TASK 1:
Reproduce the listing verbatim from its first line through the line containing "doc-title-line1: TEMA 1: [282, 63, 318, 74]", with both of those lines included.

PAGE TEXT:
◇ ◇ ◇
High Availability - Master is DEAD. What is my next step to troubleshoot?

Question

Hi- 
 Last night I got an automated email from the Sophos UTM (9.601-5) which is running with a pair of SG125s in HA mode that HA mode was recovered -- just one email. Thats unusual as the only time I get these kinds of emails is during a manual firmware Up2Date and then I get several as the HAs update and synch and go back to production status. I checked HA status and it was fine. Chalked it up to a glitch or momentary hickup. 
 This morning, the Primary device (which is physically 192.168.0.1 and the WebAdmin address) is currently in SLAVE mode with a DEAD status, and I have all kinds of HA automated emails about one UTM being down and the other recovering for it etc etc etc. 
 As you can see, the BackupSophos (which is physically 192.168.0.20 but now being accessed by LAN's 192.168.0.1 since its now in Master state) is running the show. I checked the boxes and there are lights on both UTMs so the PrimarySophos is not without juice -- status indicator lights are flashing on it just like the backup box (which is now operating in primary mode). 
 I dont want to screw something up, so what are my first steps to troubleshoot and see if I can get the problematic UTM synched back up properly and in MASTER mode again? 
 Possible options as I see it: 
 1. Reboot the BackupSophos in the WebAdmin in the HA panel, but Im not sure this will have any affect on the dead UTM? 
 2. Physically reboot the problematic box with the power button (it has power to it and appears to have good status lights) 
 3. Replace the network cable attaching the problematic box to the LAN from eth0 (I see good lights however) 
 4. Replace the network cable chaining the Primary and Backup boxes from their DMZ ports (I see good lights however). 
 
 Not sure what my chess moves should be and in what order. Any advice. I have not done any Firmware Up2Dates recently so I dont believe that would affect anything. Not sure if a automated Pattern Up2Date could cause this or if I legitimately have a malfunctioning Primary UTM.

Alexander Busch · Answer

If you have physical access to that device, try to power off and reboot the dead device. 
 If the device is under warranty do RMA process. If not try to find the fault. 
 Try to use a console cable (not sure which one is possible at SG125) a tell us about the output. Maybe try to reinstall the dead UTM with iso. 
 Don’t shut down the active device! 
 Best regards 
 Alex
◇ ◇ ◇
RAW RECORDS:

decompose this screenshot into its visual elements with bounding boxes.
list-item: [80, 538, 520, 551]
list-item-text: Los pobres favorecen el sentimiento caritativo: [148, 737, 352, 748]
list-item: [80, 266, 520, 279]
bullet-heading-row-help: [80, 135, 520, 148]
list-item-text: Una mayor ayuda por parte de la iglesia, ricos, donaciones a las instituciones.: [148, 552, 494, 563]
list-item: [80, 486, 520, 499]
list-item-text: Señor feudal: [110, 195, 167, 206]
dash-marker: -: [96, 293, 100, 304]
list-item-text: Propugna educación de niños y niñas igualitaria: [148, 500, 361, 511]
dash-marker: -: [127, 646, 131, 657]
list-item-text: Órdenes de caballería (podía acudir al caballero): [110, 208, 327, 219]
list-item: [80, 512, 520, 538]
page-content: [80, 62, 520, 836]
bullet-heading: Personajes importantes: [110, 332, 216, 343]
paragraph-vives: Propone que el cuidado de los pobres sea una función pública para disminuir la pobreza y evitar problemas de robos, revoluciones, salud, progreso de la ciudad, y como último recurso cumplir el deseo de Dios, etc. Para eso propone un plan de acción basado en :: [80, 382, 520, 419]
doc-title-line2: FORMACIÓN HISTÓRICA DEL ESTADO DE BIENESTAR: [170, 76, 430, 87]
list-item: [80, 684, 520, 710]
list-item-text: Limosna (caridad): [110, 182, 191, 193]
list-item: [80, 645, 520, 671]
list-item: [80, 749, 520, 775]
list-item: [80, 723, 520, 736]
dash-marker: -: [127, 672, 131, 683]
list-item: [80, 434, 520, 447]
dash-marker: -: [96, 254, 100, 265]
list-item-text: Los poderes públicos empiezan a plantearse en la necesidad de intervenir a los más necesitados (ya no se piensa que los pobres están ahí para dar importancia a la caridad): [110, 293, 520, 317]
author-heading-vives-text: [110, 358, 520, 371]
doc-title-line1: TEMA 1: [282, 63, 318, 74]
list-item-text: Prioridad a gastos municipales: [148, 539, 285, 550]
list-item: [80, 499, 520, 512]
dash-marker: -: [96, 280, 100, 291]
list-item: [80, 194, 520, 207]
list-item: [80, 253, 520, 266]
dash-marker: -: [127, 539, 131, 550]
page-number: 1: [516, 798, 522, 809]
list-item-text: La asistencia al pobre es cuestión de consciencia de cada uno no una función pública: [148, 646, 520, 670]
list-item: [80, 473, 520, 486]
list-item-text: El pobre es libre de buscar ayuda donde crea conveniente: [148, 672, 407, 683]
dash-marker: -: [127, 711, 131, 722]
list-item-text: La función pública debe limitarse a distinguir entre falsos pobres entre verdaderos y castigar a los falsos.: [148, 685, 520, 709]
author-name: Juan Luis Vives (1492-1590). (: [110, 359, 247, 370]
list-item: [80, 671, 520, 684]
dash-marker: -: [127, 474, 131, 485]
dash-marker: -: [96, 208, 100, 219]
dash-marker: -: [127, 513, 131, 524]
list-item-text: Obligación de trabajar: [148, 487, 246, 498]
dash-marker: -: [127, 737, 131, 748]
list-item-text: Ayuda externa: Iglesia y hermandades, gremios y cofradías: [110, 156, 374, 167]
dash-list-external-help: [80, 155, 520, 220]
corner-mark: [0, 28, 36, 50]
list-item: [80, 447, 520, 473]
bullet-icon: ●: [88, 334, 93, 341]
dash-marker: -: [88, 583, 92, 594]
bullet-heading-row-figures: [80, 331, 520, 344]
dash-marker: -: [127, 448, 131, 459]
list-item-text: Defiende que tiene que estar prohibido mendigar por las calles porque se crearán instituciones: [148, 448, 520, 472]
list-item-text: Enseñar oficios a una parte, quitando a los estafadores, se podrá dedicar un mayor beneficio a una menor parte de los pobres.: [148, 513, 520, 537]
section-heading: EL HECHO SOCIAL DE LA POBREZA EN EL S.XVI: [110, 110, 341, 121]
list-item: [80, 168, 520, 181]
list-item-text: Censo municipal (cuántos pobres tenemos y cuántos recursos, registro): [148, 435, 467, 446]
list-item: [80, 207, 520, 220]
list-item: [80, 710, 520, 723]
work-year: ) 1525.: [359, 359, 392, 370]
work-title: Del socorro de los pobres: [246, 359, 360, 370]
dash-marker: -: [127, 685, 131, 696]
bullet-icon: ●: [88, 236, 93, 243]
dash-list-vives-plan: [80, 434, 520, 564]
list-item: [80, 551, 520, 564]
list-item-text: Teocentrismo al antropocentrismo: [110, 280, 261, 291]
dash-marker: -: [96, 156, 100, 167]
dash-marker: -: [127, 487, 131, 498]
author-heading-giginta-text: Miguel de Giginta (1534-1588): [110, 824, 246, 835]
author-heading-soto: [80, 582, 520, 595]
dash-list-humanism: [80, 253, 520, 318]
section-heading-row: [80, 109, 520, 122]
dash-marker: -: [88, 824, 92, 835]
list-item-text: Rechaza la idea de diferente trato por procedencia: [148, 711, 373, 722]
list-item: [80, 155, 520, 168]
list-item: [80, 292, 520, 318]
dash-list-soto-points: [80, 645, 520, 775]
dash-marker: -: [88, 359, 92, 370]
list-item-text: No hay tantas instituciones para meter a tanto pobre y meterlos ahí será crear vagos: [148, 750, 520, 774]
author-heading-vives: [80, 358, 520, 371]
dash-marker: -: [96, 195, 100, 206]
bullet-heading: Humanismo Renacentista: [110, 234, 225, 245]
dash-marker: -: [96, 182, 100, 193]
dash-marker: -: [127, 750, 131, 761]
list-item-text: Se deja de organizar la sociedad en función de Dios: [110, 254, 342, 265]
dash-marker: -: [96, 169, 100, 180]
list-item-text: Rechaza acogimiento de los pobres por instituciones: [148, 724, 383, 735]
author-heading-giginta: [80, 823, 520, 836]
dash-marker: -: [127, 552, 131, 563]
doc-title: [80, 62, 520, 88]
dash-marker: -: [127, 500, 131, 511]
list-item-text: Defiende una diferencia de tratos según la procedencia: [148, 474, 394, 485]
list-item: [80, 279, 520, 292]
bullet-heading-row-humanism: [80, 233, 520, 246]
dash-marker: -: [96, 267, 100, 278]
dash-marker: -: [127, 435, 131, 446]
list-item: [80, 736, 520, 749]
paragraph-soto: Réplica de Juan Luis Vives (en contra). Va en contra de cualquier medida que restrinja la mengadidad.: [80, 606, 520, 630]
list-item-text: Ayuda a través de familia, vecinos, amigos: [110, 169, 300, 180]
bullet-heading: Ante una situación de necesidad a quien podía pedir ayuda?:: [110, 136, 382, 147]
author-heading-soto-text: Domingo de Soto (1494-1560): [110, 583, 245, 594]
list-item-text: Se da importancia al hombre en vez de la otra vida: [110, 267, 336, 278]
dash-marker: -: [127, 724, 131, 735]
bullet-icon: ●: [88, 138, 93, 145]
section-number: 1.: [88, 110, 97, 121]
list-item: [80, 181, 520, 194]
◇ ◇ ◇
TASK 2:
In the thread about the dead high-availability master, which Sophos UTM version is running on the pair of SG125s?

ANSWER 1:
decompose this screenshot into its visual elements with bounding boxes.
list-item: [80, 538, 520, 551]
list-item-text: Los pobres favorecen el sentimiento caritativo: [148, 737, 352, 748]
list-item: [80, 266, 520, 279]
bullet-heading-row-help: [80, 135, 520, 148]
list-item-text: Una mayor ayuda por parte de la iglesia, ricos, donaciones a las instituciones.: [148, 552, 494, 563]
list-item: [80, 486, 520, 499]
list-item-text: Señor feudal: [110, 195, 167, 206]
dash-marker: -: [96, 293, 100, 304]
list-item-text: Propugna educación de niños y niñas igualitaria: [148, 500, 361, 511]
dash-marker: -: [127, 646, 131, 657]
list-item-text: Órdenes de caballería (podía acudir al caballero): [110, 208, 327, 219]
list-item: [80, 512, 520, 538]
page-content: [80, 62, 520, 836]
bullet-heading: Personajes importantes: [110, 332, 216, 343]
paragraph-vives: Propone que el cuidado de los pobres sea una función pública para disminuir la pobreza y evitar problemas de robos, revoluciones, salud, progreso de la ciudad, y como último recurso cumplir el deseo de Dios, etc. Para eso propone un plan de acción basado en :: [80, 382, 520, 419]
doc-title-line2: FORMACIÓN HISTÓRICA DEL ESTADO DE BIENESTAR: [170, 76, 430, 87]
list-item: [80, 684, 520, 710]
list-item-text: Limosna (caridad): [110, 182, 191, 193]
list-item: [80, 645, 520, 671]
list-item: [80, 749, 520, 775]
list-item: [80, 723, 520, 736]
dash-marker: -: [127, 672, 131, 683]
list-item: [80, 434, 520, 447]
dash-marker: -: [96, 254, 100, 265]
list-item-text: Los poderes públicos empiezan a plantearse en la necesidad de intervenir a los más necesitados (ya no se piensa que los pobres están ahí para dar importancia a la caridad): [110, 293, 520, 317]
author-heading-vives-text: [110, 358, 520, 371]
doc-title-line1: TEMA 1: [282, 63, 318, 74]

ANSWER 2:
Version 9.601-5.